►

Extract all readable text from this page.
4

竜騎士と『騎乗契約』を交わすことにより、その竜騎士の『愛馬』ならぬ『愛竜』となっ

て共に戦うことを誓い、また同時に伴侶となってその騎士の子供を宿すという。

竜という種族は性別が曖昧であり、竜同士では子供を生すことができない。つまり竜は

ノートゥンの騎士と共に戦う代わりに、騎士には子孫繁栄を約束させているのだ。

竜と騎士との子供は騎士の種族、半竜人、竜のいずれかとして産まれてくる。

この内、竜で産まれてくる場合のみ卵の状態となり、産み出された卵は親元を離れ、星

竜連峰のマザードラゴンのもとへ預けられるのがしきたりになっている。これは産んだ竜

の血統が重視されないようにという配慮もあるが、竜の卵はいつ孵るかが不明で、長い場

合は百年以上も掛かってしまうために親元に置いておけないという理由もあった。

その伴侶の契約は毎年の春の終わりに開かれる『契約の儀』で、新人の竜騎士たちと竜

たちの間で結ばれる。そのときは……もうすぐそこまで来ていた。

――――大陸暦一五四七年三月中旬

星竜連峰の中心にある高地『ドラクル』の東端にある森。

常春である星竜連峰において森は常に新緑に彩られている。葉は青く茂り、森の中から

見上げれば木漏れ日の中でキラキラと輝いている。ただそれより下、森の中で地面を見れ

◄

- _Direction_
Print the material above once more, exactly.

- _Written answer_
Extract all readable text from this page.
4

竜騎士と『騎乗契約』を交わすことにより、その竜騎士の『愛馬』ならぬ『愛竜』となっ

て共に戦うことを誓い、また同時に伴侶となってその騎士の子供を宿すという。

竜という種族は性別が曖昧であり、竜同士では子供を生すことができない。つまり竜は

ノートゥンの騎士と共に戦う代わりに、騎士には子孫繁栄を約束させているのだ。

竜と騎士との子供は騎士の種族、半竜人、竜のいずれかとして産まれてくる。

この内、竜で産まれてくる場合のみ卵の状態となり、産み出された卵は親元を離れ、星

竜連峰のマザードラゴンのもとへ預けられるのがしきたりになっている。これは産んだ竜

の血統が重視されないようにという配慮もあるが、竜の卵はいつ孵るかが不明で、長い場

合は百年以上も掛かってしまうために親元に置いておけないという理由もあった。

その伴侶の契約は毎年の春の終わりに開かれる『契約の儀』で、新人の竜騎士たちと竜

たちの間で結ばれる。そのときは……もうすぐそこまで来ていた。

――――大陸暦一五四七年三月中旬

星竜連峰の中心にある高地『ドラクル』の東端にある森。

常春である星竜連峰において森は常に新緑に彩られている。葉は青く茂り、森の中から

見上げれば木漏れ日の中でキラキラと輝いている。ただそれより下、森の中で地面を見れ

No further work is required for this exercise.